Stated task: Go through the data and copy every line exactly, but not the images.
── Records provided ──
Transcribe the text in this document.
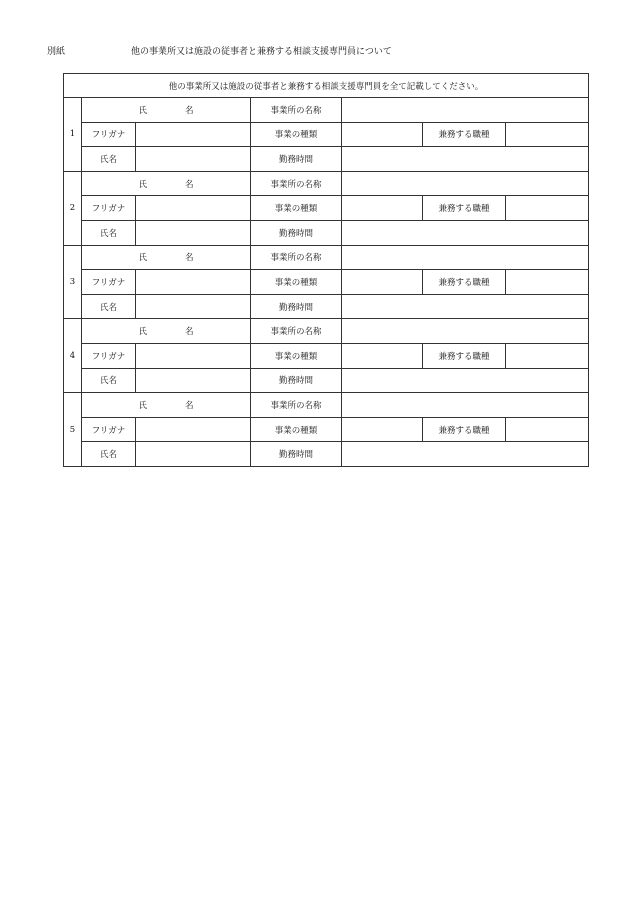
別紙	他の事業所又は施設の従事者と兼務する相談支援専門員について
他の事業所又は施設の従事者と兼務する相談支援専門員を全て記載してください。						
1	氏 名		事業所の名称			
	フリガナ		事業の種類		兼務する職種	
	氏名		勤務時間			
2	氏 名		事業所の名称			
	フリガナ		事業の種類		兼務する職種	
	氏名		勤務時間			
3	氏 名		事業所の名称			
	フリガナ		事業の種類		兼務する職種	
	氏名		勤務時間			
4	氏 名		事業所の名称			
	フリガナ		事業の種類		兼務する職種	
	氏名		勤務時間			
5	氏 名		事業所の名称			
	フリガナ		事業の種類		兼務する職種	
	氏名		勤務時間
───
Solution:
Transcribe the text in this document.
別紙	他の事業所又は施設の従事者と兼務する相談支援専門員について
他の事業所又は施設の従事者と兼務する相談支援専門員を全て記載してください。						
1	氏 名		事業所の名称			
	フリガナ		事業の種類		兼務する職種	
	氏名		勤務時間			
2	氏 名		事業所の名称			
	フリガナ		事業の種類		兼務する職種	
	氏名		勤務時間			
3	氏 名		事業所の名称			
	フリガナ		事業の種類		兼務する職種	
	氏名		勤務時間			
4	氏 名		事業所の名称			
	フリガナ		事業の種類		兼務する職種	
	氏名		勤務時間			
5	氏 名		事業所の名称			
	フリガナ		事業の種類		兼務する職種	
	氏名		勤務時間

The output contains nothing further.